Pull every line containing "timestamp" out of the material below.

___ Provided records ___

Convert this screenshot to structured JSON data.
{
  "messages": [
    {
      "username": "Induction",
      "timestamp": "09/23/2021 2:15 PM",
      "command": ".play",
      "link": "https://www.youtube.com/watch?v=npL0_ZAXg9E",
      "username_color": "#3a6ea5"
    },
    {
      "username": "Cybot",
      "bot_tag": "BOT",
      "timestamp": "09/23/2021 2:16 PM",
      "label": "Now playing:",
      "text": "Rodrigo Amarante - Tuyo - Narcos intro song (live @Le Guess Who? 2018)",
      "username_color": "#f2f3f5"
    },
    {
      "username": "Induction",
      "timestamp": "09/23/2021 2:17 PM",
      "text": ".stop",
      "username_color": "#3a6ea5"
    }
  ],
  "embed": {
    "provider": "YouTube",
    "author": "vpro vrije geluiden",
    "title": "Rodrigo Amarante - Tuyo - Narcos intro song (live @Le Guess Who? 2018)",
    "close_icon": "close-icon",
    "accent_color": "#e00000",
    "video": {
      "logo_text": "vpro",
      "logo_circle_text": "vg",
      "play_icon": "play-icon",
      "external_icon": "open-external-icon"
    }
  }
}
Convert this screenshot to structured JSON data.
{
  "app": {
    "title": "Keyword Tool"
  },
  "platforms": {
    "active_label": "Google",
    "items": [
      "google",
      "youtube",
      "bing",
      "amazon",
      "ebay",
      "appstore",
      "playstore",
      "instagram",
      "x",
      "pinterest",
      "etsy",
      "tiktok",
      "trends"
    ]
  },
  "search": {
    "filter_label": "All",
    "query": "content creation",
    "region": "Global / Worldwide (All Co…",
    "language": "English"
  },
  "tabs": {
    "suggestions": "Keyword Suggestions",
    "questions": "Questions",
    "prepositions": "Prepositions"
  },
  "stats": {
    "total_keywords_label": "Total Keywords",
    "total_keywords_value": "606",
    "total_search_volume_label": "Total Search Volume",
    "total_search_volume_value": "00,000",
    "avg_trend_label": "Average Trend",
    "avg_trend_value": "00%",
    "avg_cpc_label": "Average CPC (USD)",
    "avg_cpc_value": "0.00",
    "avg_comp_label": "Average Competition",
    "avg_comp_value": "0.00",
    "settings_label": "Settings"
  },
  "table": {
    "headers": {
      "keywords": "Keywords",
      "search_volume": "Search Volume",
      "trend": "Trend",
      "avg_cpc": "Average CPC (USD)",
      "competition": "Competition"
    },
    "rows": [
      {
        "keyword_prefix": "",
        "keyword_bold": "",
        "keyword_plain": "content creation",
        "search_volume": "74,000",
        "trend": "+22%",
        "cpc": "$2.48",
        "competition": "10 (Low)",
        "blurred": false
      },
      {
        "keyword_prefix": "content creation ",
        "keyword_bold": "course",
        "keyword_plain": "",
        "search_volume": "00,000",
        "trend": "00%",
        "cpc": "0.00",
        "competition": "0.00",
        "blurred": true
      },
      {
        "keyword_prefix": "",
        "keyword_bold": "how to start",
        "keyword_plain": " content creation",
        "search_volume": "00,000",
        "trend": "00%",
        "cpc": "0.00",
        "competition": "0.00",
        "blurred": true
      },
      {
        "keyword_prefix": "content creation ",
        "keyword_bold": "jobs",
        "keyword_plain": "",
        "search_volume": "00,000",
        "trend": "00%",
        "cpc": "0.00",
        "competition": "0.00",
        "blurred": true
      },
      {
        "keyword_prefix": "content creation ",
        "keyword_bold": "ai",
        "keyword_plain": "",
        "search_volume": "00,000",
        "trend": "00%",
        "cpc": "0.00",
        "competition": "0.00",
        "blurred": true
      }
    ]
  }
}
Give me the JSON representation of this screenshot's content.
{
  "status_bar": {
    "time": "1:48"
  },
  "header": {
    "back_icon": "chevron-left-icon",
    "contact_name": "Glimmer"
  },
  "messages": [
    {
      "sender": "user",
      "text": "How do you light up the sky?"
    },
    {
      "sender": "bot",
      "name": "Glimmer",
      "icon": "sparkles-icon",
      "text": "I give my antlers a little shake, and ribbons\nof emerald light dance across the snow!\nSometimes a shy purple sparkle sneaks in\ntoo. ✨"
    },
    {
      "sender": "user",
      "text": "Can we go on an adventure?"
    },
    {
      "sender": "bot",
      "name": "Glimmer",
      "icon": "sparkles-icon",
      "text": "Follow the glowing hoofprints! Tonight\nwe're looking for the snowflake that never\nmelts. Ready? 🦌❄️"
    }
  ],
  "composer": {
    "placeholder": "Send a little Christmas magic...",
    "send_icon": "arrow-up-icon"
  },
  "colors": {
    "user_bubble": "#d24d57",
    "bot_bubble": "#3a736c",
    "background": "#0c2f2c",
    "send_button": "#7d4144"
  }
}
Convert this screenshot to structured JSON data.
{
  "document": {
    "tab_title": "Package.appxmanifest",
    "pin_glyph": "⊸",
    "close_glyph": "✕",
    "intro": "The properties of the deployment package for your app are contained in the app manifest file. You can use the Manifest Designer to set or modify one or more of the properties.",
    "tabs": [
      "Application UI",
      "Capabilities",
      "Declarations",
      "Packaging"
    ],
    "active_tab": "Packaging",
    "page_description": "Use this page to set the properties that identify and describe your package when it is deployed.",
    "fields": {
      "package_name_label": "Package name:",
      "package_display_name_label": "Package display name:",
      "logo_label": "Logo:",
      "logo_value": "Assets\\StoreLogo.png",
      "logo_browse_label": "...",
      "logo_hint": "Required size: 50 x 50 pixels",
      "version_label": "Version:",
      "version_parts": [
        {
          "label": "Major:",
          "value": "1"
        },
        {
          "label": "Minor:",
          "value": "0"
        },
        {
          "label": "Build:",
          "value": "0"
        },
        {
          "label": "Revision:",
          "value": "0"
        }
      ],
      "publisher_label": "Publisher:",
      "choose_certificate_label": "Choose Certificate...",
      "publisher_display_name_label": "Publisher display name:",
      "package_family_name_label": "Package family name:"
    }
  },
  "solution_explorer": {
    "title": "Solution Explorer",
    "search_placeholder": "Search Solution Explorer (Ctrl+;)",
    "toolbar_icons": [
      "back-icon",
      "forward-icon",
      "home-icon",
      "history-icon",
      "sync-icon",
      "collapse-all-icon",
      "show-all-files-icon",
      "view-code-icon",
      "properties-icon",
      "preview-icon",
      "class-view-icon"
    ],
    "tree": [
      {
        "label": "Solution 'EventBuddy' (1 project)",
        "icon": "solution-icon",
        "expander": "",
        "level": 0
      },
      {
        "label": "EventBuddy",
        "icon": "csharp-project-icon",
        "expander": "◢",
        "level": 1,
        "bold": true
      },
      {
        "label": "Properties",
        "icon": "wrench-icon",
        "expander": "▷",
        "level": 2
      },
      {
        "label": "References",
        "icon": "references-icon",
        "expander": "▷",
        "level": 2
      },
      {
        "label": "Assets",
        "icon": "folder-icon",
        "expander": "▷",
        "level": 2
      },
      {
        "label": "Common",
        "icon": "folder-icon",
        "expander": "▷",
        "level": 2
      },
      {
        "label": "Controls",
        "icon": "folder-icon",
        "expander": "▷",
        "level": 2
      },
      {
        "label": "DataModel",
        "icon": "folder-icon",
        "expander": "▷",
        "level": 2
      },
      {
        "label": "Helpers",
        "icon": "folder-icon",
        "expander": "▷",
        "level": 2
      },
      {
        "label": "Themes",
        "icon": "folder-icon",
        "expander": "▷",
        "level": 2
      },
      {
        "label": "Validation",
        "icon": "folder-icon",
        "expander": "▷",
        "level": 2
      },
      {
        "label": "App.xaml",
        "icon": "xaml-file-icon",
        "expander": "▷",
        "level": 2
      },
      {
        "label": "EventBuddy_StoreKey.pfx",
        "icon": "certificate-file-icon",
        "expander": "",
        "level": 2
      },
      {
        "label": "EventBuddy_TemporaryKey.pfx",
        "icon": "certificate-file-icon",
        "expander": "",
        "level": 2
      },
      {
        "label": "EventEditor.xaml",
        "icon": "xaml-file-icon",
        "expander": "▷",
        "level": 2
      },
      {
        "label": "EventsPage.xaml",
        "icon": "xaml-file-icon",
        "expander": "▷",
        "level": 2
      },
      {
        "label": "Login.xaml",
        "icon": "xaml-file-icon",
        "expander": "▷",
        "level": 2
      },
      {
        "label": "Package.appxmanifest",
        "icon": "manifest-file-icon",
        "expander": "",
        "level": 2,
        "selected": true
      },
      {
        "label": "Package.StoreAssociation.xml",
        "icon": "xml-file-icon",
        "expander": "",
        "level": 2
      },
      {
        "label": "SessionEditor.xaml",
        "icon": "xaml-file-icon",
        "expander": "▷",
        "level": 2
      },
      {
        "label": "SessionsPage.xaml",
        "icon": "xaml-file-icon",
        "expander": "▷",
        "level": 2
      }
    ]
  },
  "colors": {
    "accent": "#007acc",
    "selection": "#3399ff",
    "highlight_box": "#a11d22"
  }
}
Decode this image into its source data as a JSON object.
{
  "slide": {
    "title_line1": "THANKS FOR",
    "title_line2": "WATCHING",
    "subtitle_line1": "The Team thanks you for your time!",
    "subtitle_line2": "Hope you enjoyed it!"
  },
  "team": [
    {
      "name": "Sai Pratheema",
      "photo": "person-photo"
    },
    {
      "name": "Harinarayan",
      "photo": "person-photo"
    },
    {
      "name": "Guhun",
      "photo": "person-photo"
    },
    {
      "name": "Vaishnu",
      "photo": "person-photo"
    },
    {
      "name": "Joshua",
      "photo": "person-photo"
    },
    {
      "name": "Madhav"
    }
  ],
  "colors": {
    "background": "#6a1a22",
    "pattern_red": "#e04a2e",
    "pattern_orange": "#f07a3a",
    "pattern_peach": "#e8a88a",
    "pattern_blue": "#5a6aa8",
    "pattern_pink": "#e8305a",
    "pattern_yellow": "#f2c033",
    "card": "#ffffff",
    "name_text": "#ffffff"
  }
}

___

• Solution for this task:
      "timestamp": "09/23/2021 2:15 PM",
      "timestamp": "09/23/2021 2:16 PM",
      "timestamp": "09/23/2021 2:17 PM",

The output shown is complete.